> _WHAT IS BEING ASKED_
Give back each entry unchanged, minus pictures.

───── MATERIAL SHOWN

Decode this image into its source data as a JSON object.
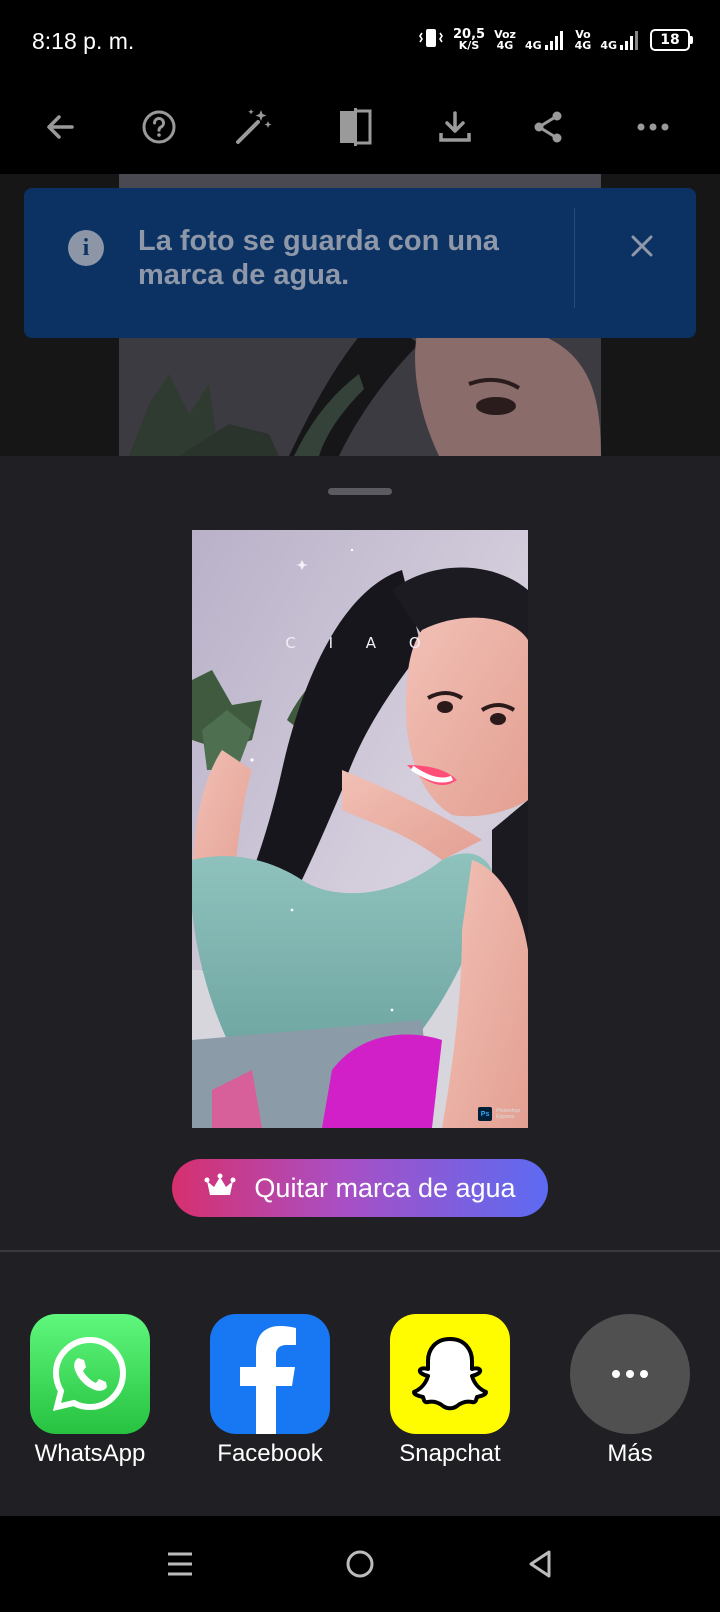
{
  "status_bar": {
    "time": "8:18 p. m.",
    "net_speed": "20,5",
    "net_unit": "K/S",
    "sim1_top": "Voz",
    "sim1_bottom": "4G",
    "sim1_type": "4G",
    "sim2_top": "Vo",
    "sim2_bottom": "4G",
    "sim2_type": "4G",
    "battery": "18"
  },
  "toolbar": {
    "icons": [
      "back-arrow-icon",
      "help-icon",
      "magic-wand-icon",
      "compare-icon",
      "download-icon",
      "share-icon",
      "more-icon"
    ]
  },
  "banner": {
    "message": "La foto se guarda con una marca de agua.",
    "color": "#0c3163"
  },
  "photo": {
    "overlay_text": "C I A O",
    "watermark_badge": "Ps",
    "watermark_line1": "Photoshop",
    "watermark_line2": "Express"
  },
  "remove_watermark": {
    "label": "Quitar marca de agua",
    "gradient": [
      "#d6306e",
      "#5c6bf2"
    ]
  },
  "share_targets": [
    {
      "label": "WhatsApp",
      "color": "#25d366",
      "icon": "whatsapp-icon"
    },
    {
      "label": "Facebook",
      "color": "#1877f2",
      "icon": "facebook-icon"
    },
    {
      "label": "Snapchat",
      "color": "#fffc00",
      "icon": "snapchat-icon"
    },
    {
      "label": "Más",
      "color": "#505050",
      "icon": "more-icon"
    }
  ]
}
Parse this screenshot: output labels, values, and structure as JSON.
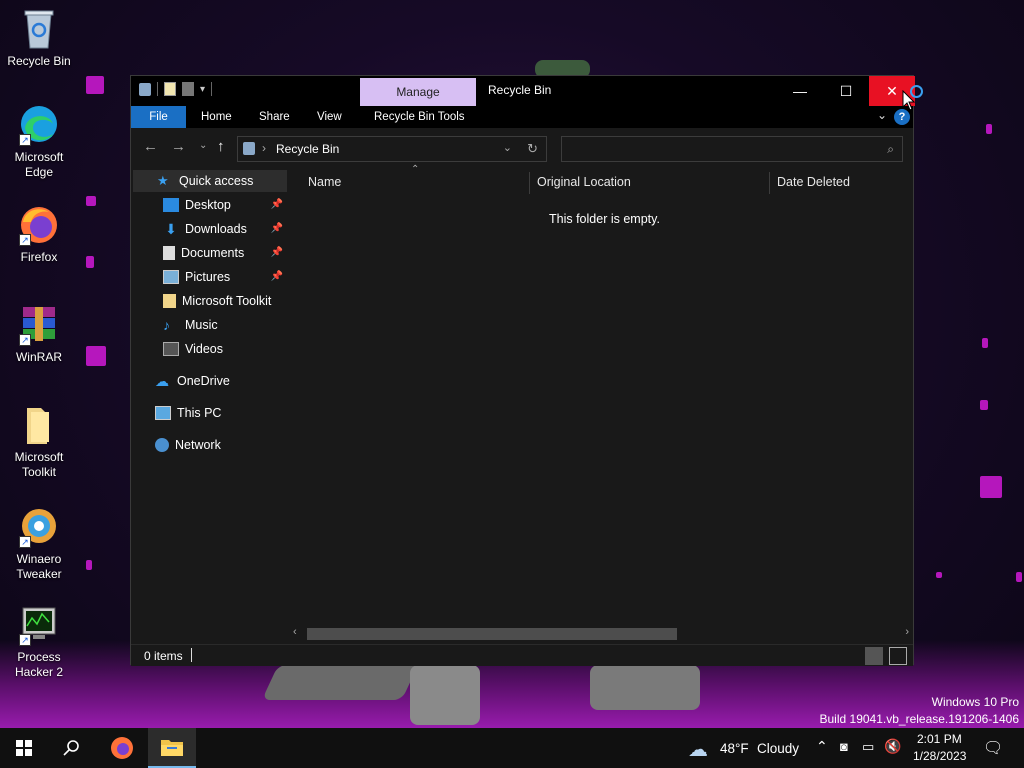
{
  "desktop": {
    "icons": [
      {
        "label_line1": "Recycle Bin",
        "label_line2": ""
      },
      {
        "label_line1": "Microsoft",
        "label_line2": "Edge"
      },
      {
        "label_line1": "Firefox",
        "label_line2": ""
      },
      {
        "label_line1": "WinRAR",
        "label_line2": ""
      },
      {
        "label_line1": "Microsoft",
        "label_line2": "Toolkit"
      },
      {
        "label_line1": "Winaero",
        "label_line2": "Tweaker"
      },
      {
        "label_line1": "Process",
        "label_line2": "Hacker 2"
      }
    ],
    "watermark_line1": "Windows 10 Pro",
    "watermark_line2": "Build 19041.vb_release.191206-1406"
  },
  "window": {
    "title": "Recycle Bin",
    "manage_tab": "Manage",
    "controls": {
      "minimize": "—",
      "maximize": "☐",
      "close": "✕"
    },
    "ribbon_tabs": [
      "File",
      "Home",
      "Share",
      "View",
      "Recycle Bin Tools"
    ],
    "help": "?",
    "address": {
      "breadcrumb": "Recycle Bin"
    },
    "search": {
      "placeholder": "",
      "value": ""
    },
    "nav": {
      "quick_access": "Quick access",
      "pinned": [
        "Desktop",
        "Downloads",
        "Documents",
        "Pictures"
      ],
      "others": [
        "Microsoft Toolkit",
        "Music",
        "Videos"
      ],
      "onedrive": "OneDrive",
      "this_pc": "This PC",
      "network": "Network"
    },
    "columns": [
      "Name",
      "Original Location",
      "Date Deleted"
    ],
    "empty_message": "This folder is empty.",
    "status": {
      "item_count": "0 items"
    }
  },
  "taskbar": {
    "weather": {
      "temp": "48°F",
      "condition": "Cloudy"
    },
    "clock": {
      "time": "2:01 PM",
      "date": "1/28/2023"
    }
  },
  "colors": {
    "accent": "#1a6fc4",
    "manage_tab": "#d7bff3",
    "close_button": "#e81123",
    "window_bg": "#191919",
    "desktop_glow": "#d21ad8"
  }
}
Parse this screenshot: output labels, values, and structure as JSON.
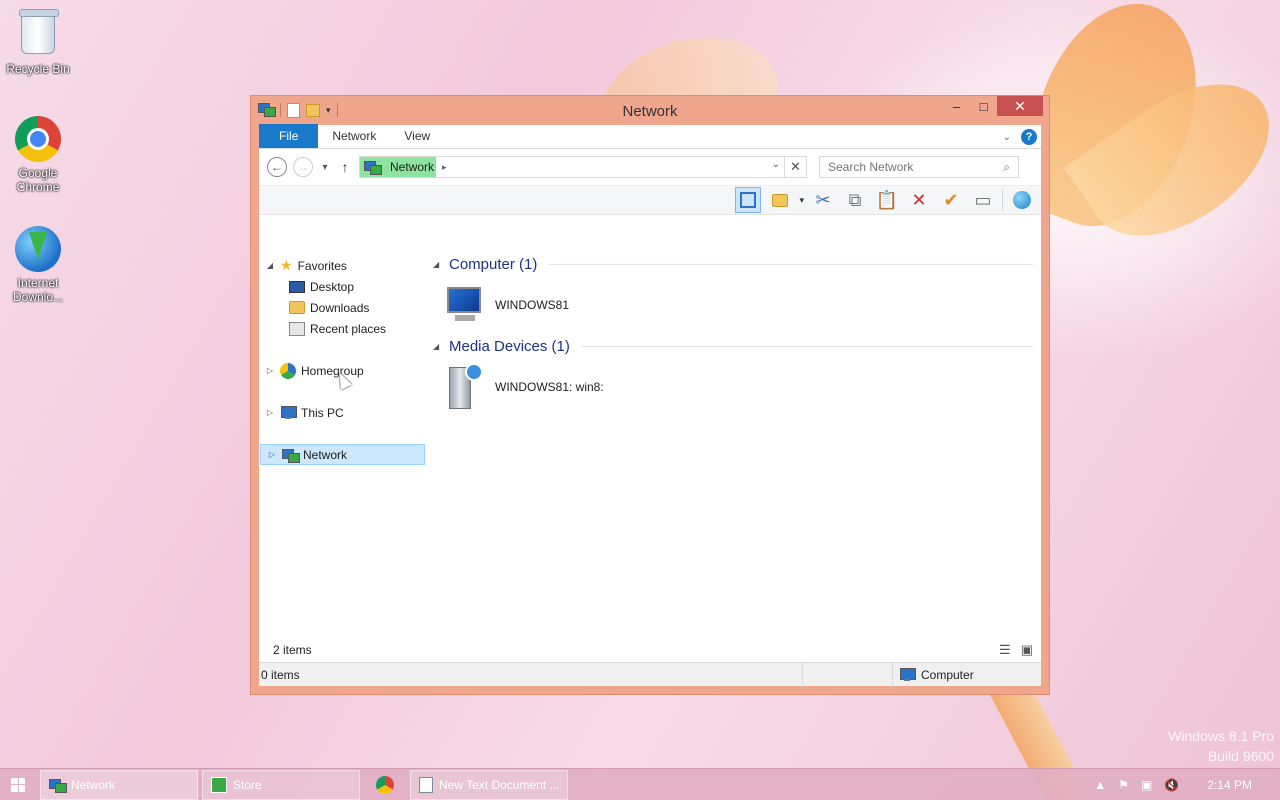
{
  "desktop": {
    "icons": [
      {
        "label": "Recycle Bin",
        "icon": "recycle-bin-icon"
      },
      {
        "label": "Google Chrome",
        "icon": "chrome-icon"
      },
      {
        "label": "Internet Downlo...",
        "icon": "internet-download-manager-icon"
      }
    ],
    "watermark": {
      "line1": "Windows 8.1 Pro",
      "line2": "Build 9600"
    }
  },
  "window": {
    "title": "Network",
    "ribbon_tabs": [
      "File",
      "Network",
      "View"
    ],
    "address": {
      "crumb": "Network"
    },
    "search": {
      "placeholder": "Search Network"
    },
    "nav": {
      "favorites": "Favorites",
      "desktop": "Desktop",
      "downloads": "Downloads",
      "recent": "Recent places",
      "homegroup": "Homegroup",
      "thispc": "This PC",
      "network": "Network"
    },
    "groups": [
      {
        "title": "Computer (1)",
        "items": [
          "WINDOWS81"
        ]
      },
      {
        "title": "Media Devices (1)",
        "items": [
          "WINDOWS81: win8:"
        ]
      }
    ],
    "item_count": "2 items",
    "status": {
      "selected": "0 items",
      "location": "Computer"
    }
  },
  "taskbar": {
    "tasks": [
      {
        "label": "Network"
      },
      {
        "label": "Store"
      },
      {
        "label": "New Text Document ..."
      }
    ],
    "clock": "2:14 PM"
  },
  "colors": {
    "accent": "#1979ca",
    "frame": "#f0a58d",
    "close": "#c75050"
  }
}
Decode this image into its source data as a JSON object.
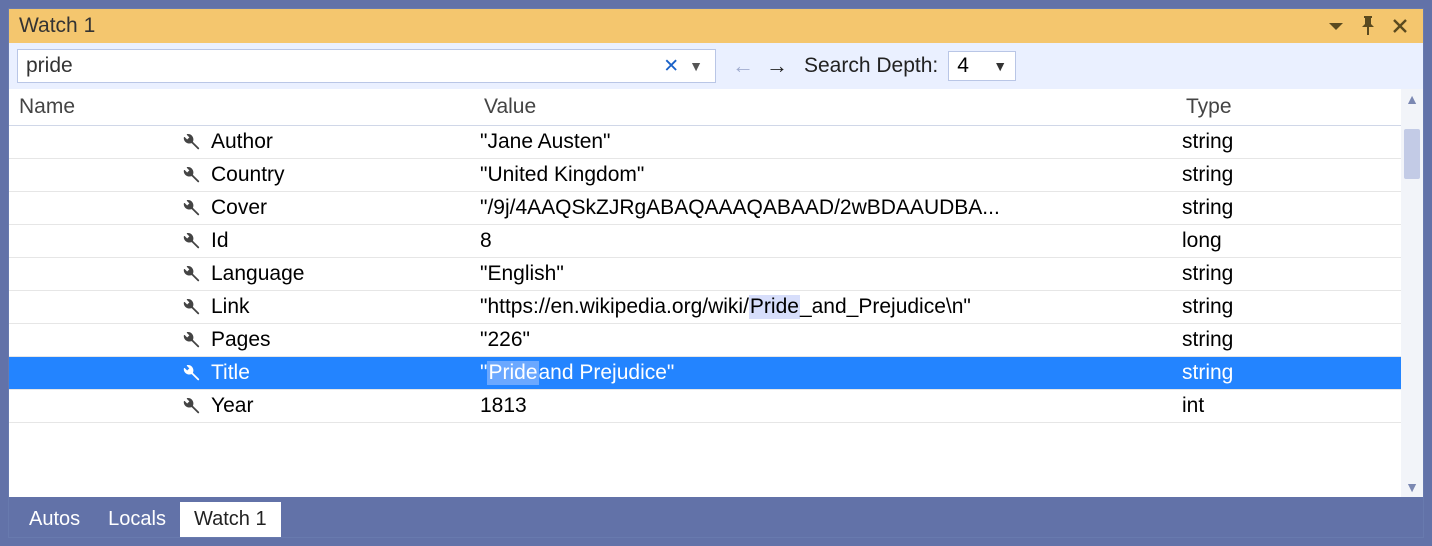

──────────

> _TASK RESPONSE_
Decode this image into its source data as a JSON object.
{
  "status_bar": {
    "time": "8:18 p. m.",
    "net_speed": "20,5",
    "net_unit": "K/S",
    "sim1_top": "Voz",
    "sim1_bottom": "4G",
    "sim1_type": "4G",
    "sim2_top": "Vo",
    "sim2_bottom": "4G",
    "sim2_type": "4G",
    "battery": "18"
  },
  "toolbar": {
    "icons": [
      "back-arrow-icon",
      "help-icon",
      "magic-wand-icon",
      "compare-icon",
      "download-icon",
      "share-icon",
      "more-icon"
    ]
  },
  "banner": {
    "message": "La foto se guarda con una marca de agua.",
    "color": "#0c3163"
  },
  "photo": {
    "overlay_text": "C I A O",
    "watermark_badge": "Ps",
    "watermark_line1": "Photoshop",
    "watermark_line2": "Express"
  },
  "remove_watermark": {
    "label": "Quitar marca de agua",
    "gradient": [
      "#d6306e",
      "#5c6bf2"
    ]
  },
  "share_targets": [
    {
      "label": "WhatsApp",
      "color": "#25d366",
      "icon": "whatsapp-icon"
    },
    {
      "label": "Facebook",
      "color": "#1877f2",
      "icon": "facebook-icon"
    },
    {
      "label": "Snapchat",
      "color": "#fffc00",
      "icon": "snapchat-icon"
    },
    {
      "label": "Más",
      "color": "#505050",
      "icon": "more-icon"
    }
  ]
}
Parse this screenshot: output labels, values, and structure as JSON.
{
  "desktop": {
    "icons": [
      {
        "label_line1": "Recycle Bin",
        "label_line2": ""
      },
      {
        "label_line1": "Microsoft",
        "label_line2": "Edge"
      },
      {
        "label_line1": "Firefox",
        "label_line2": ""
      },
      {
        "label_line1": "WinRAR",
        "label_line2": ""
      },
      {
        "label_line1": "Microsoft",
        "label_line2": "Toolkit"
      },
      {
        "label_line1": "Winaero",
        "label_line2": "Tweaker"
      },
      {
        "label_line1": "Process",
        "label_line2": "Hacker 2"
      }
    ],
    "watermark_line1": "Windows 10 Pro",
    "watermark_line2": "Build 19041.vb_release.191206-1406"
  },
  "window": {
    "title": "Recycle Bin",
    "manage_tab": "Manage",
    "controls": {
      "minimize": "—",
      "maximize": "☐",
      "close": "✕"
    },
    "ribbon_tabs": [
      "File",
      "Home",
      "Share",
      "View",
      "Recycle Bin Tools"
    ],
    "help": "?",
    "address": {
      "breadcrumb": "Recycle Bin"
    },
    "search": {
      "placeholder": "",
      "value": ""
    },
    "nav": {
      "quick_access": "Quick access",
      "pinned": [
        "Desktop",
        "Downloads",
        "Documents",
        "Pictures"
      ],
      "others": [
        "Microsoft Toolkit",
        "Music",
        "Videos"
      ],
      "onedrive": "OneDrive",
      "this_pc": "This PC",
      "network": "Network"
    },
    "columns": [
      "Name",
      "Original Location",
      "Date Deleted"
    ],
    "empty_message": "This folder is empty.",
    "status": {
      "item_count": "0 items"
    }
  },
  "taskbar": {
    "weather": {
      "temp": "48°F",
      "condition": "Cloudy"
    },
    "clock": {
      "time": "2:01 PM",
      "date": "1/28/2023"
    }
  },
  "colors": {
    "accent": "#1a6fc4",
    "manage_tab": "#d7bff3",
    "close_button": "#e81123",
    "window_bg": "#191919",
    "desktop_glow": "#d21ad8"
  }
}
Parse this screenshot: output labels, values, and structure as JSON.
{
  "desktop": {
    "icons": [
      {
        "label": "Recycle Bin",
        "icon": "recycle-bin-icon"
      },
      {
        "label": "Google Chrome",
        "icon": "chrome-icon"
      },
      {
        "label": "Internet Downlo...",
        "icon": "internet-download-manager-icon"
      }
    ],
    "watermark": {
      "line1": "Windows 8.1 Pro",
      "line2": "Build 9600"
    }
  },
  "window": {
    "title": "Network",
    "ribbon_tabs": [
      "File",
      "Network",
      "View"
    ],
    "address": {
      "crumb": "Network"
    },
    "search": {
      "placeholder": "Search Network"
    },
    "nav": {
      "favorites": "Favorites",
      "desktop": "Desktop",
      "downloads": "Downloads",
      "recent": "Recent places",
      "homegroup": "Homegroup",
      "thispc": "This PC",
      "network": "Network"
    },
    "groups": [
      {
        "title": "Computer (1)",
        "items": [
          "WINDOWS81"
        ]
      },
      {
        "title": "Media Devices (1)",
        "items": [
          "WINDOWS81: win8:"
        ]
      }
    ],
    "item_count": "2 items",
    "status": {
      "selected": "0 items",
      "location": "Computer"
    }
  },
  "taskbar": {
    "tasks": [
      {
        "label": "Network"
      },
      {
        "label": "Store"
      },
      {
        "label": "New Text Document ..."
      }
    ],
    "clock": "2:14 PM"
  },
  "colors": {
    "accent": "#1979ca",
    "frame": "#f0a58d",
    "close": "#c75050"
  }
}
Decode this image into its source data as a JSON object.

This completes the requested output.